(A run of records)
◆ ◆ ◆
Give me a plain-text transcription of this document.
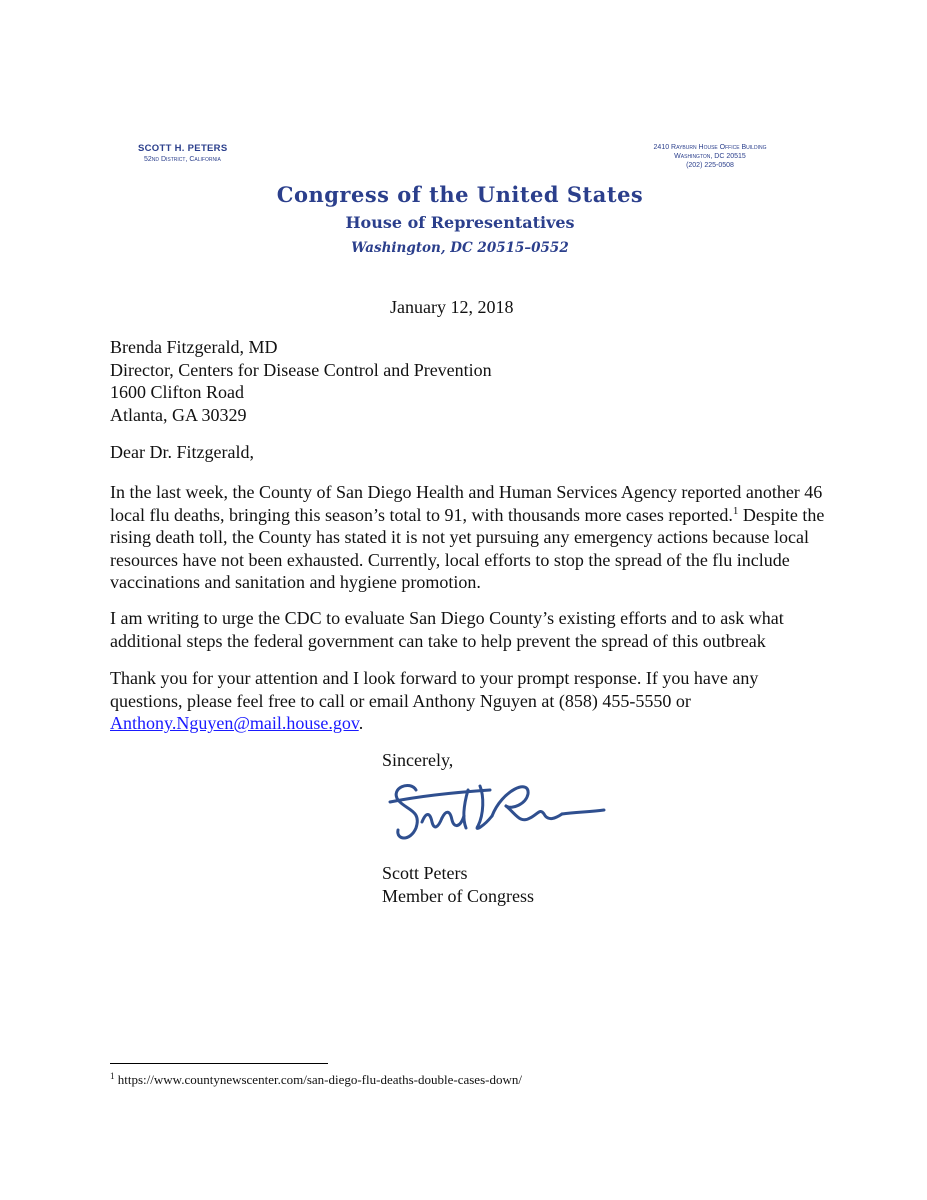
SCOTT H. PETERS
52nd District, California
2410 Rayburn House Office Building
Washington, DC 20515
(202) 225-0508
Congress of the United States
House of Representatives
Washington, DC 20515–0552
January 12, 2018
Brenda Fitzgerald, MD
Director, Centers for Disease Control and Prevention
1600 Clifton Road
Atlanta, GA 30329
Dear Dr. Fitzgerald,
In the last week, the County of San Diego Health and Human Services Agency reported another 46 local flu deaths, bringing this season’s total to 91, with thousands more cases reported.$^1$ Despite the rising death toll, the County has stated it is not yet pursuing any emergency actions because local resources have not been exhausted. Currently, local efforts to stop the spread of the flu include vaccinations and sanitation and hygiene promotion.
I am writing to urge the CDC to evaluate San Diego County’s existing efforts and to ask what additional steps the federal government can take to help prevent the spread of this outbreak
Thank you for your attention and I look forward to your prompt response. If you have any questions, please feel free to call or email Anthony Nguyen at (858) 455-5550 or Anthony.Nguyen@mail.house.gov.
Sincerely,
Scott Peters
Member of Congress
$^1$ https://www.countynewscenter.com/san-diego-flu-deaths-double-cases-down/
◆ ◆ ◆
Given request => Among the records above, find each line holding the string "Fitzgerald" and pull it out.

Complete answer =>
Brenda Fitzgerald, MD
Dear Dr. Fitzgerald,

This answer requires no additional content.